- [What you should do] Everything in the data should be repeated exactly, save for the images.

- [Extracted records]
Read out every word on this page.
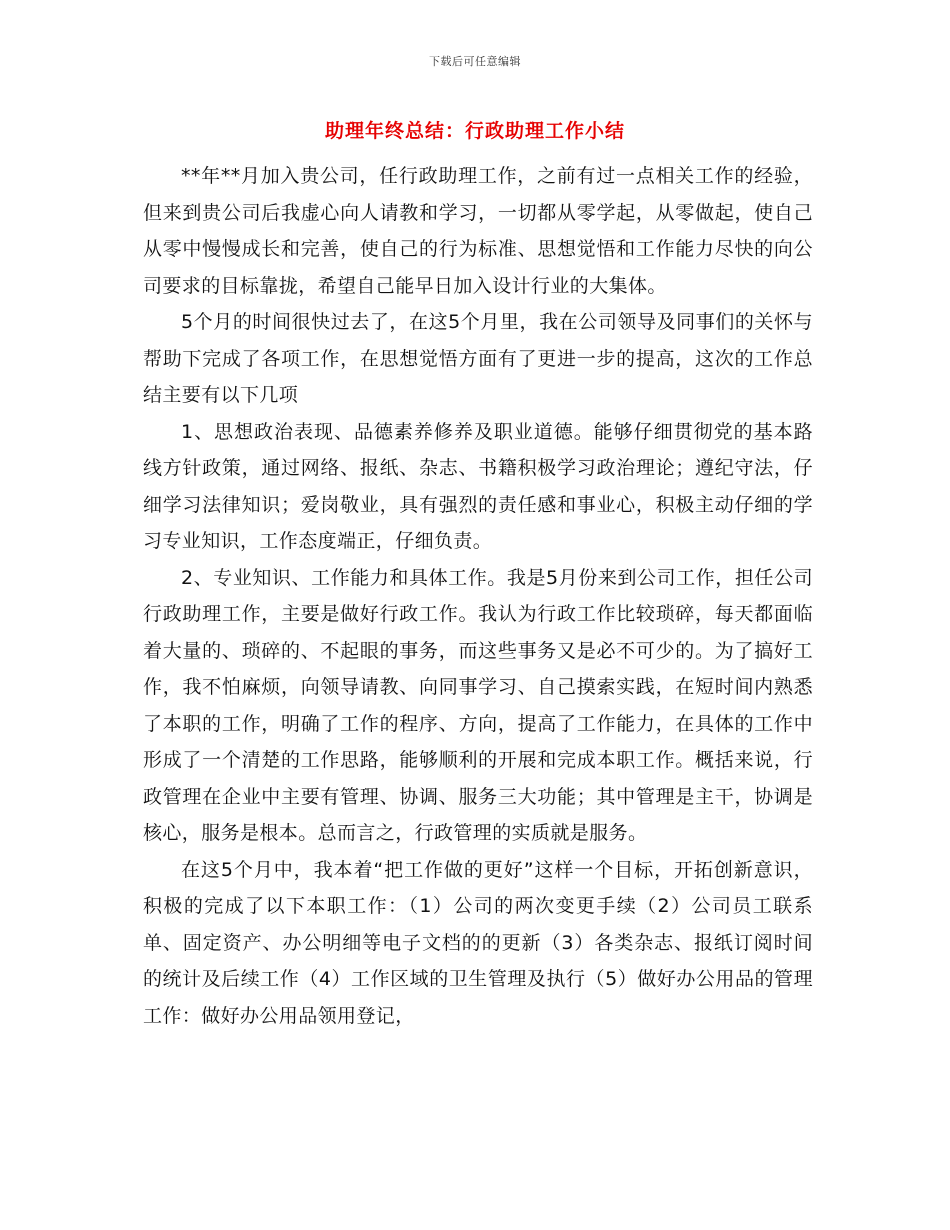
下载后可任意编辑
助理年终总结：行政助理工作小结

**年**月加入贵公司，任行政助理工作，之前有过一点相关工作的经验，但来到贵公司后我虚心向人请教和学习，一切都从零学起，从零做起，使自己从零中慢慢成长和完善，使自己的行为标准、思想觉悟和工作能力尽快的向公司要求的目标靠拢，希望自己能早日加入设计行业的大集体。

5个月的时间很快过去了，在这5个月里，我在公司领导及同事们的关怀与帮助下完成了各项工作，在思想觉悟方面有了更进一步的提高，这次的工作总结主要有以下几项

1、思想政治表现、品德素养修养及职业道德。能够仔细贯彻党的基本路线方针政策，通过网络、报纸、杂志、书籍积极学习政治理论；遵纪守法，仔细学习法律知识；爱岗敬业，具有强烈的责任感和事业心，积极主动仔细的学习专业知识，工作态度端正，仔细负责。

2、专业知识、工作能力和具体工作。我是5月份来到公司工作，担任公司行政助理工作，主要是做好行政工作。我认为行政工作比较琐碎，每天都面临着大量的、琐碎的、不起眼的事务，而这些事务又是必不可少的。为了搞好工作，我不怕麻烦，向领导请教、向同事学习、自己摸索实践，在短时间内熟悉了本职的工作，明确了工作的程序、方向，提高了工作能力，在具体的工作中形成了一个清楚的工作思路，能够顺利的开展和完成本职工作。概括来说，行政管理在企业中主要有管理、协调、服务三大功能；其中管理是主干，协调是核心，服务是根本。总而言之，行政管理的实质就是服务。

在这5个月中，我本着“把工作做的更好”这样一个目标，开拓创新意识，积极的完成了以下本职工作：（1）公司的两次变更手续（2）公司员工联系单、固定资产、办公明细等电子文档的的更新（3）各类杂志、报纸订阅时间的统计及后续工作（4）工作区域的卫生管理及执行（5）做好办公用品的管理工作：做好办公用品领用登记，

- [Exercise result]
Read out every word on this page.
下载后可任意编辑
助理年终总结：行政助理工作小结

**年**月加入贵公司，任行政助理工作，之前有过一点相关工作的经验，但来到贵公司后我虚心向人请教和学习，一切都从零学起，从零做起，使自己从零中慢慢成长和完善，使自己的行为标准、思想觉悟和工作能力尽快的向公司要求的目标靠拢，希望自己能早日加入设计行业的大集体。

5个月的时间很快过去了，在这5个月里，我在公司领导及同事们的关怀与帮助下完成了各项工作，在思想觉悟方面有了更进一步的提高，这次的工作总结主要有以下几项

1、思想政治表现、品德素养修养及职业道德。能够仔细贯彻党的基本路线方针政策，通过网络、报纸、杂志、书籍积极学习政治理论；遵纪守法，仔细学习法律知识；爱岗敬业，具有强烈的责任感和事业心，积极主动仔细的学习专业知识，工作态度端正，仔细负责。

2、专业知识、工作能力和具体工作。我是5月份来到公司工作，担任公司行政助理工作，主要是做好行政工作。我认为行政工作比较琐碎，每天都面临着大量的、琐碎的、不起眼的事务，而这些事务又是必不可少的。为了搞好工作，我不怕麻烦，向领导请教、向同事学习、自己摸索实践，在短时间内熟悉了本职的工作，明确了工作的程序、方向，提高了工作能力，在具体的工作中形成了一个清楚的工作思路，能够顺利的开展和完成本职工作。概括来说，行政管理在企业中主要有管理、协调、服务三大功能；其中管理是主干，协调是核心，服务是根本。总而言之，行政管理的实质就是服务。

在这5个月中，我本着“把工作做的更好”这样一个目标，开拓创新意识，积极的完成了以下本职工作：（1）公司的两次变更手续（2）公司员工联系单、固定资产、办公明细等电子文档的的更新（3）各类杂志、报纸订阅时间的统计及后续工作（4）工作区域的卫生管理及执行（5）做好办公用品的管理工作：做好办公用品领用登记，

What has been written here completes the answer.